EXERCISE OBJECTIVE:
Print every line of the listing exactly, please.

----

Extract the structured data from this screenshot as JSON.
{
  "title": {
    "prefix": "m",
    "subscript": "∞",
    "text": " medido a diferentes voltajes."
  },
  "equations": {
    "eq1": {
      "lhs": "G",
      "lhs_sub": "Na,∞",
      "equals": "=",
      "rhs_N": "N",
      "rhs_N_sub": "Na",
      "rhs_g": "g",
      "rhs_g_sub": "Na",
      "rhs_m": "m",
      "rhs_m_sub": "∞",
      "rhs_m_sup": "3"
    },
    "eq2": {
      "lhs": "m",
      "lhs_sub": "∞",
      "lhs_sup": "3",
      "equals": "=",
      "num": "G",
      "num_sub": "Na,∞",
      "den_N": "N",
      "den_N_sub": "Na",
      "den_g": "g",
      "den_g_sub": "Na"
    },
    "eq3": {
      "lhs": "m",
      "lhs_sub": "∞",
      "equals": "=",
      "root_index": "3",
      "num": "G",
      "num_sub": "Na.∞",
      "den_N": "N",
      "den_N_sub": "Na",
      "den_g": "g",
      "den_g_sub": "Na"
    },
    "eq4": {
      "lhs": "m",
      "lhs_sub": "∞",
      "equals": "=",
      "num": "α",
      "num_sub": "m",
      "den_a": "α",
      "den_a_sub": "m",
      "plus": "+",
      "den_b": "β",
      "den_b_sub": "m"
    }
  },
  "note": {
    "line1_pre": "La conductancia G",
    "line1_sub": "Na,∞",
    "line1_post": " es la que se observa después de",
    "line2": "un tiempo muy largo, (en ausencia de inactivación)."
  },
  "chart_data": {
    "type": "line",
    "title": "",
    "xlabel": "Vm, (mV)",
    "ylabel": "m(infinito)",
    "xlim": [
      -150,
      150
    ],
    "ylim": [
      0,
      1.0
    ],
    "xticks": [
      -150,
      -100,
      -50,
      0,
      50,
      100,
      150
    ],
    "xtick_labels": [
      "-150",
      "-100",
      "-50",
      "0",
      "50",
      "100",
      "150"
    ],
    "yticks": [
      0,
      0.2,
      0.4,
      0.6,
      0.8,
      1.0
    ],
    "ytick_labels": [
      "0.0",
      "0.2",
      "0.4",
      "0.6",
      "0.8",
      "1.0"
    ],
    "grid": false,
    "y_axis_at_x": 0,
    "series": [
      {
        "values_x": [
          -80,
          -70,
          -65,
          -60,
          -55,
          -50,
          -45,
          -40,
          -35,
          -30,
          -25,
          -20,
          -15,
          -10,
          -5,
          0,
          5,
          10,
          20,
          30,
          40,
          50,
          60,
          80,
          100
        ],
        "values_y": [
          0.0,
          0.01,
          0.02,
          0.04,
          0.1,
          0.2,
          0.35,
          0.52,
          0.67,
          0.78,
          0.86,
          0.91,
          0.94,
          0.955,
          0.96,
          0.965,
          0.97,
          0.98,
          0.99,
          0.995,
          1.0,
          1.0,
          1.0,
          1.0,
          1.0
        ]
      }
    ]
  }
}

----

TASK SOLUTION:
Extract the structured data from this screenshot as JSON.
{
  "title": {
    "prefix": "m",
    "subscript": "∞",
    "text": " medido a diferentes voltajes."
  },
  "equations": {
    "eq1": {
      "lhs": "G",
      "lhs_sub": "Na,∞",
      "equals": "=",
      "rhs_N": "N",
      "rhs_N_sub": "Na",
      "rhs_g": "g",
      "rhs_g_sub": "Na",
      "rhs_m": "m",
      "rhs_m_sub": "∞",
      "rhs_m_sup": "3"
    },
    "eq2": {
      "lhs": "m",
      "lhs_sub": "∞",
      "lhs_sup": "3",
      "equals": "=",
      "num": "G",
      "num_sub": "Na,∞",
      "den_N": "N",
      "den_N_sub": "Na",
      "den_g": "g",
      "den_g_sub": "Na"
    },
    "eq3": {
      "lhs": "m",
      "lhs_sub": "∞",
      "equals": "=",
      "root_index": "3",
      "num": "G",
      "num_sub": "Na.∞",
      "den_N": "N",
      "den_N_sub": "Na",
      "den_g": "g",
      "den_g_sub": "Na"
    },
    "eq4": {
      "lhs": "m",
      "lhs_sub": "∞",
      "equals": "=",
      "num": "α",
      "num_sub": "m",
      "den_a": "α",
      "den_a_sub": "m",
      "plus": "+",
      "den_b": "β",
      "den_b_sub": "m"
    }
  },
  "note": {
    "line1_pre": "La conductancia G",
    "line1_sub": "Na,∞",
    "line1_post": " es la que se observa después de",
    "line2": "un tiempo muy largo, (en ausencia de inactivación)."
  },
  "chart_data": {
    "type": "line",
    "title": "",
    "xlabel": "Vm, (mV)",
    "ylabel": "m(infinito)",
    "xlim": [
      -150,
      150
    ],
    "ylim": [
      0,
      1.0
    ],
    "xticks": [
      -150,
      -100,
      -50,
      0,
      50,
      100,
      150
    ],
    "xtick_labels": [
      "-150",
      "-100",
      "-50",
      "0",
      "50",
      "100",
      "150"
    ],
    "yticks": [
      0,
      0.2,
      0.4,
      0.6,
      0.8,
      1.0
    ],
    "ytick_labels": [
      "0.0",
      "0.2",
      "0.4",
      "0.6",
      "0.8",
      "1.0"
    ],
    "grid": false,
    "y_axis_at_x": 0,
    "series": [
      {
        "values_x": [
          -80,
          -70,
          -65,
          -60,
          -55,
          -50,
          -45,
          -40,
          -35,
          -30,
          -25,
          -20,
          -15,
          -10,
          -5,
          0,
          5,
          10,
          20,
          30,
          40,
          50,
          60,
          80,
          100
        ],
        "values_y": [
          0.0,
          0.01,
          0.02,
          0.04,
          0.1,
          0.2,
          0.35,
          0.52,
          0.67,
          0.78,
          0.86,
          0.91,
          0.94,
          0.955,
          0.96,
          0.965,
          0.97,
          0.98,
          0.99,
          0.995,
          1.0,
          1.0,
          1.0,
          1.0,
          1.0
        ]
      }
    ]
  }
}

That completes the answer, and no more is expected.